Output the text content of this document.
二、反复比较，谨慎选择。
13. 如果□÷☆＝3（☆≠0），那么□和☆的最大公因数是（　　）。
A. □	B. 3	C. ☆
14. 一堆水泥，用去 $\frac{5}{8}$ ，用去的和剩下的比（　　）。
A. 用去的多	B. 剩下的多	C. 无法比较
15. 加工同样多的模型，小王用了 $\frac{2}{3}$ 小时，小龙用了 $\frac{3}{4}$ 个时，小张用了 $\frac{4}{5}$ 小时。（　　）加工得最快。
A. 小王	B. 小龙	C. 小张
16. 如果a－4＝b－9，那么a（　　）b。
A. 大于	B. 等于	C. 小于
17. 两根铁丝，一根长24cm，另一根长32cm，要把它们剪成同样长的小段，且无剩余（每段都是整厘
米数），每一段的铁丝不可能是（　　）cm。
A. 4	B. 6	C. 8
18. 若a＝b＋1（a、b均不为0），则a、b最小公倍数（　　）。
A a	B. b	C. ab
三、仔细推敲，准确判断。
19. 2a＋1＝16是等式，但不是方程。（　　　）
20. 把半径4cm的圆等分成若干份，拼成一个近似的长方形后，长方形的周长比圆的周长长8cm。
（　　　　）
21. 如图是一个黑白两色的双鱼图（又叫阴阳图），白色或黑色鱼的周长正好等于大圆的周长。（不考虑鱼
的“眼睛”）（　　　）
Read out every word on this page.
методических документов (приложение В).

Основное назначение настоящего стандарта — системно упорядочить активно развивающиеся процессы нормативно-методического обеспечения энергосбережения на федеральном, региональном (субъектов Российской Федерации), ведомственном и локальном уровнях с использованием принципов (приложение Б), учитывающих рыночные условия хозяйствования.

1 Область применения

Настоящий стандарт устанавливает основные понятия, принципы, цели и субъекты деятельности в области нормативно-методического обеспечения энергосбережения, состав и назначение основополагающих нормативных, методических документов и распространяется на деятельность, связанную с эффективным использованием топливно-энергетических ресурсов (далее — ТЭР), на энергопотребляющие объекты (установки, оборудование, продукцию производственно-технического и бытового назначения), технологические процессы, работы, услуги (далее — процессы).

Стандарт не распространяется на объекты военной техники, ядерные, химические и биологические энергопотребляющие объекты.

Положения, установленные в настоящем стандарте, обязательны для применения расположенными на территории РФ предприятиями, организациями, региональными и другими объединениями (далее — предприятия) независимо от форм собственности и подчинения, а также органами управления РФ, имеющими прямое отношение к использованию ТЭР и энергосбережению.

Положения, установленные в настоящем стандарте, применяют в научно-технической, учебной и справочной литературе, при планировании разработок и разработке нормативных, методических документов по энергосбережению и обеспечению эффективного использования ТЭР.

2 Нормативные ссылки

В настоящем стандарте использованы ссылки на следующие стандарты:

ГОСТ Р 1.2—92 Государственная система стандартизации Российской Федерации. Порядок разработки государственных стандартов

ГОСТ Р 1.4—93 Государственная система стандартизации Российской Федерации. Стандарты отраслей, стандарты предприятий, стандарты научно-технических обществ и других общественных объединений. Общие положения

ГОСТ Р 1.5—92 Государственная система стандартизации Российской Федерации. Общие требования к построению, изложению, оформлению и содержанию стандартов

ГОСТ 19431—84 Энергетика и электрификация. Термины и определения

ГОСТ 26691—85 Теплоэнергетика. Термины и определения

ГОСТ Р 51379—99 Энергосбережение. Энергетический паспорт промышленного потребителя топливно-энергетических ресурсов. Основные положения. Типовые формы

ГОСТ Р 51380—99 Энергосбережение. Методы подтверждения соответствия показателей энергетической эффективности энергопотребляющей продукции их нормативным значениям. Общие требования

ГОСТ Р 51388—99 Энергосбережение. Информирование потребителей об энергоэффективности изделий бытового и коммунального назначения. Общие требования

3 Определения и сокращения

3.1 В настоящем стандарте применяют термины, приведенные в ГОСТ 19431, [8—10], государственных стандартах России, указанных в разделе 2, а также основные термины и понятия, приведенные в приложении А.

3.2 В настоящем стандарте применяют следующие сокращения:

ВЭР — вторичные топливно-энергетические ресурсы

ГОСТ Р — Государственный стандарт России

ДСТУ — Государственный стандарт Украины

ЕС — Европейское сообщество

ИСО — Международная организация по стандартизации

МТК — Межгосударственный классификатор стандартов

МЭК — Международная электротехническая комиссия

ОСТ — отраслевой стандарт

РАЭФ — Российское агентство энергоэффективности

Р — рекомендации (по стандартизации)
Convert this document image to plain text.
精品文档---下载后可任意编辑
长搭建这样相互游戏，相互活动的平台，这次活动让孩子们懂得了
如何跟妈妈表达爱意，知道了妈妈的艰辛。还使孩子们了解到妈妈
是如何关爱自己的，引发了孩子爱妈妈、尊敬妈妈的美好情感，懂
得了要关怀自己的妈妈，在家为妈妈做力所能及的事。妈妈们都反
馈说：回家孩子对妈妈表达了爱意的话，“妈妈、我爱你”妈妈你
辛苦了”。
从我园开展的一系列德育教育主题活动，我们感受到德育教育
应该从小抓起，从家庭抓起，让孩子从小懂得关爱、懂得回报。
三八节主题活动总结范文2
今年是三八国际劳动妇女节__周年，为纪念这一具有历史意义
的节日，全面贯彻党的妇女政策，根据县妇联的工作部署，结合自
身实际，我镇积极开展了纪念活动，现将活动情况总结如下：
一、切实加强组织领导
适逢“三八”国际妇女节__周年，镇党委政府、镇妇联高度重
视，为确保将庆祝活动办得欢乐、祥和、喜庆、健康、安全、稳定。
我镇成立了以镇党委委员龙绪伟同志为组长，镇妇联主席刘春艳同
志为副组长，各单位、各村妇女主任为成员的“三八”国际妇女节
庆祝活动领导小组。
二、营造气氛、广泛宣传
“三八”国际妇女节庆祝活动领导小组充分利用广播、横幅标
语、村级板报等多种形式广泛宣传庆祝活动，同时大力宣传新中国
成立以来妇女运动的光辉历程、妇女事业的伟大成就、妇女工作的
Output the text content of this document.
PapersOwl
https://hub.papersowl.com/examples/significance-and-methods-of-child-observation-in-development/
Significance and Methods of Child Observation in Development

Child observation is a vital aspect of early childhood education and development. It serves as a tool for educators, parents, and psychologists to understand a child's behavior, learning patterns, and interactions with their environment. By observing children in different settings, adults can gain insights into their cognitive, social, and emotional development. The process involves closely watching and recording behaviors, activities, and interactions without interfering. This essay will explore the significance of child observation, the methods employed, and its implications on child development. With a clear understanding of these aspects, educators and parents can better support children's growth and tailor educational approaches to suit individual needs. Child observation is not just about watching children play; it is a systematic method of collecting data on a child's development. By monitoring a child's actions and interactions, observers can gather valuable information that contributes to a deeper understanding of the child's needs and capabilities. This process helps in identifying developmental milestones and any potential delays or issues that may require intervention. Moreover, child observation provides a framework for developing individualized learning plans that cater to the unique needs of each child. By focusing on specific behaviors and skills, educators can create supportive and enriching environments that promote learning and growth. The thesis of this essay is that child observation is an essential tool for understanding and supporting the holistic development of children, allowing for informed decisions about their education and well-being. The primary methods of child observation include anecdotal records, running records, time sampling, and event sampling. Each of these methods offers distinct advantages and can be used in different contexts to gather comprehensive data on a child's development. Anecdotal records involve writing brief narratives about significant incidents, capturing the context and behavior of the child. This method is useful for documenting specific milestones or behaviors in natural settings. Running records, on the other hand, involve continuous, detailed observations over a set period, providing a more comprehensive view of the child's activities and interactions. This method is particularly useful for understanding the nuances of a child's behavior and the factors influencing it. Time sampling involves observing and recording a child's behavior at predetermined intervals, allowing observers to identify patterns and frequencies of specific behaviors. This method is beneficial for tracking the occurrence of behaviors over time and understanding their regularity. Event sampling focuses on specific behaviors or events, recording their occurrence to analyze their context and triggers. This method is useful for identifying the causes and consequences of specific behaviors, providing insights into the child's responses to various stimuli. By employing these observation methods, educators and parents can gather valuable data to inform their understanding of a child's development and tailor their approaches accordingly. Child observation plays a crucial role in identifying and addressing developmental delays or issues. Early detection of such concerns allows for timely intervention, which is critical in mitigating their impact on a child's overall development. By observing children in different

+++++

Task to complete
Read the entries above, then pull out the lines that include "требования".

Answer to this task
ГОСТ Р 1.5—92 Государственная система стандартизации Российской Федерации. Общие требования к построению, изложению, оформлению и содержанию стандартов
ГОСТ Р 51380—99 Энергосбережение. Методы подтверждения соответствия показателей энергетической эффективности энергопотребляющей продукции их нормативным значениям. Общие требования
ГОСТ Р 51388—99 Энергосбережение. Информирование потребителей об энергоэффективности изделий бытового и коммунального назначения. Общие требования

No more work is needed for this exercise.